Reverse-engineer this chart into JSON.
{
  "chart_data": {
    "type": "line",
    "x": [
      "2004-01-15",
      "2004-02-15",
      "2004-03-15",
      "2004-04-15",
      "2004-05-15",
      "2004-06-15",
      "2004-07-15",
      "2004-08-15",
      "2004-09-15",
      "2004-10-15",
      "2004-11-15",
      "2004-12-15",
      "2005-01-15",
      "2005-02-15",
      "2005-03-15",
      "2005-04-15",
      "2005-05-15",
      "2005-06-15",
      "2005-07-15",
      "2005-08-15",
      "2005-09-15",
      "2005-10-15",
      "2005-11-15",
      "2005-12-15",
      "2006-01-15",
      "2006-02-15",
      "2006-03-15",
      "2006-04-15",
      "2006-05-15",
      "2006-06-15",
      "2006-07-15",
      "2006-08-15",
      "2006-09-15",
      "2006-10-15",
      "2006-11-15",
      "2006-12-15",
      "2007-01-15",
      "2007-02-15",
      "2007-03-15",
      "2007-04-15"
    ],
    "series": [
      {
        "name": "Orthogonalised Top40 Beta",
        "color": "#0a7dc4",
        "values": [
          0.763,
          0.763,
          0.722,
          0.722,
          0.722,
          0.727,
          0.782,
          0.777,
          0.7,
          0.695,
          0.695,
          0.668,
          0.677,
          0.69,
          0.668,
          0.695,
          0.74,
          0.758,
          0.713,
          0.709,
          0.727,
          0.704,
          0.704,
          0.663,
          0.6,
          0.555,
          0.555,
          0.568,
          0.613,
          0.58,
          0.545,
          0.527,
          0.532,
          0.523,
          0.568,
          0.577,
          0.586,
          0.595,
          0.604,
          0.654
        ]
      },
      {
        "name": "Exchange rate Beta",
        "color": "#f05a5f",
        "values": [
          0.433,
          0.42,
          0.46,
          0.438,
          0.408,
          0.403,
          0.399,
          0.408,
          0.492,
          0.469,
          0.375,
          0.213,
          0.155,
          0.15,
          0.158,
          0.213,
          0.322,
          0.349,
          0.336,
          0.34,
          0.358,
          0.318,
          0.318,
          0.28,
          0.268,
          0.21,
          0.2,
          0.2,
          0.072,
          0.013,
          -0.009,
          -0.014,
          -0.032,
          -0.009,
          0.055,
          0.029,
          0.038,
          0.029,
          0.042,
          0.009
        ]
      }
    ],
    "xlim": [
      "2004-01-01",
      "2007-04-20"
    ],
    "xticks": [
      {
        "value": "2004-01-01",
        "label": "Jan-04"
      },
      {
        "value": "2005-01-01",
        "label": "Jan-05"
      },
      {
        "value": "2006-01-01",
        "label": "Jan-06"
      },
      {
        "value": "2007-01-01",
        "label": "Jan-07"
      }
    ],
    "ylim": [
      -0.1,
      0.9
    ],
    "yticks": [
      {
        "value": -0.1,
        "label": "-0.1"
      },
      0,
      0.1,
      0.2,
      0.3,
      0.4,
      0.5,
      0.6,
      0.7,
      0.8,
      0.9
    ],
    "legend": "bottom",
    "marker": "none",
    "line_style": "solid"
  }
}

....

### [Your task]
Extract every line above containing the word "Beta".

### [Solution to the problem]
        "name": "Orthogonalised Top40 Beta",
        "name": "Exchange rate Beta",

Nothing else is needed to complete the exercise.